- [What is expected]: Each line holding the word "value" counts once; give the total and nothing more.
━━━ Records for this task ━━━
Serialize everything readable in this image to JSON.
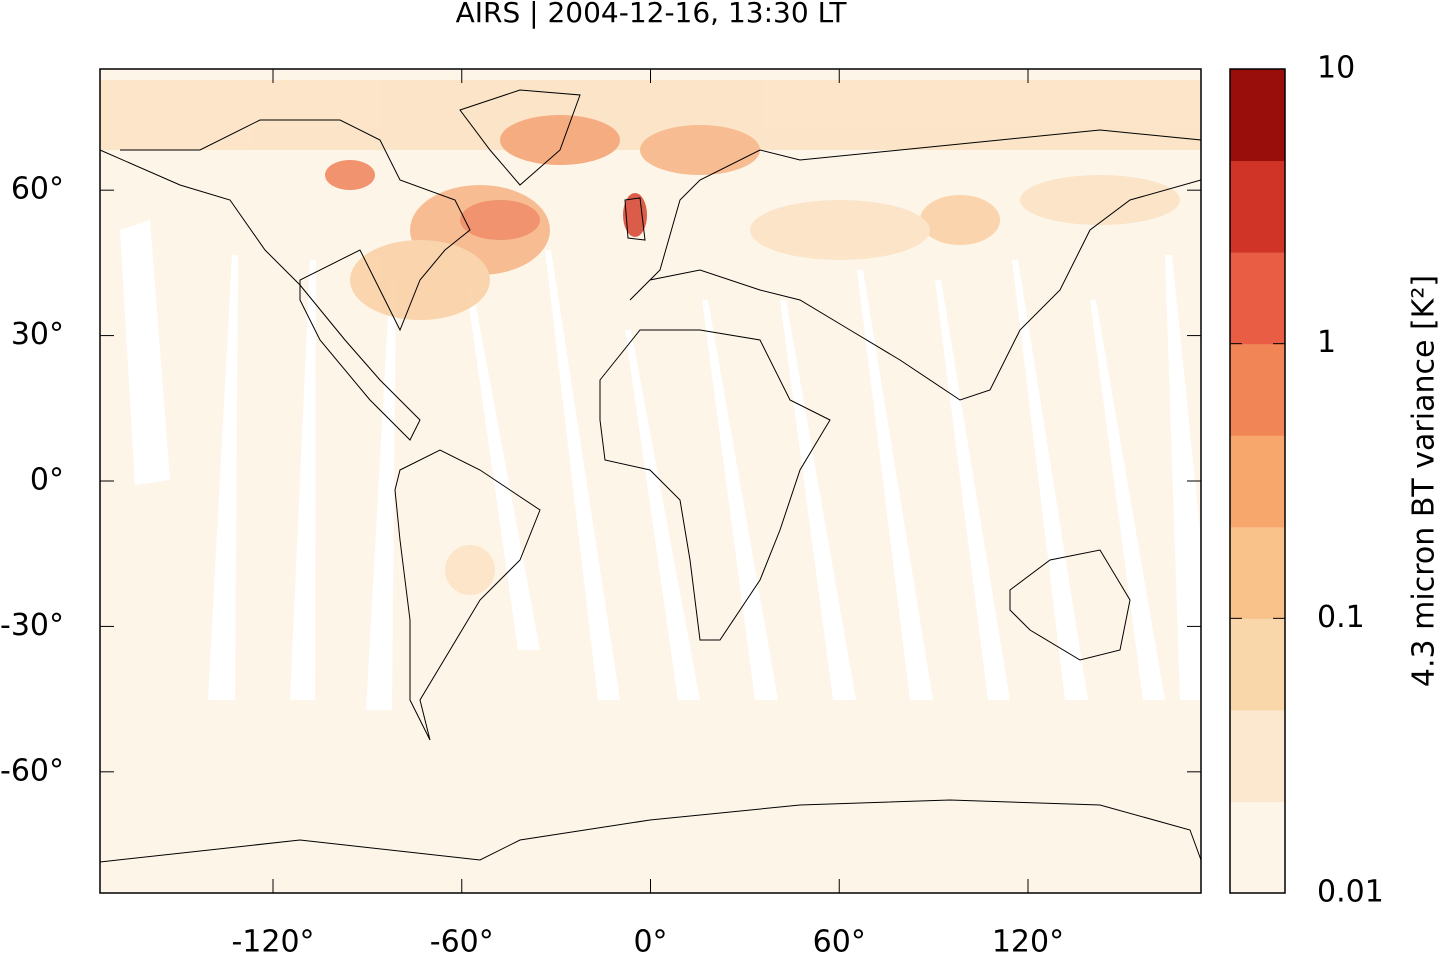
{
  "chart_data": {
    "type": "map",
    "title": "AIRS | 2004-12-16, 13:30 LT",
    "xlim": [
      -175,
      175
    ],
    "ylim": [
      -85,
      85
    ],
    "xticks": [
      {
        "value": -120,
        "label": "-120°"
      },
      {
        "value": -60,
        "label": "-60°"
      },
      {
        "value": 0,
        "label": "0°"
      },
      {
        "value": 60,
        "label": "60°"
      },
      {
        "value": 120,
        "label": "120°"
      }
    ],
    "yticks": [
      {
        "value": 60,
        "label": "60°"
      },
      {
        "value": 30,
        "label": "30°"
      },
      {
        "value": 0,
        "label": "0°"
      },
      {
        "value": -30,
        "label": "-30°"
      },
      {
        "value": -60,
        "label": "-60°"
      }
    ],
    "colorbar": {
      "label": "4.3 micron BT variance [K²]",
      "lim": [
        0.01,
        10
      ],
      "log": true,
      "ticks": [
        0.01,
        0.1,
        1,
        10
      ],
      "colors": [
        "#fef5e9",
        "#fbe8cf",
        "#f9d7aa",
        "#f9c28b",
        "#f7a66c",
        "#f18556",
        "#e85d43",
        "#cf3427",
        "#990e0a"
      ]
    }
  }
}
━━━
- [Answer to this exercise]: 10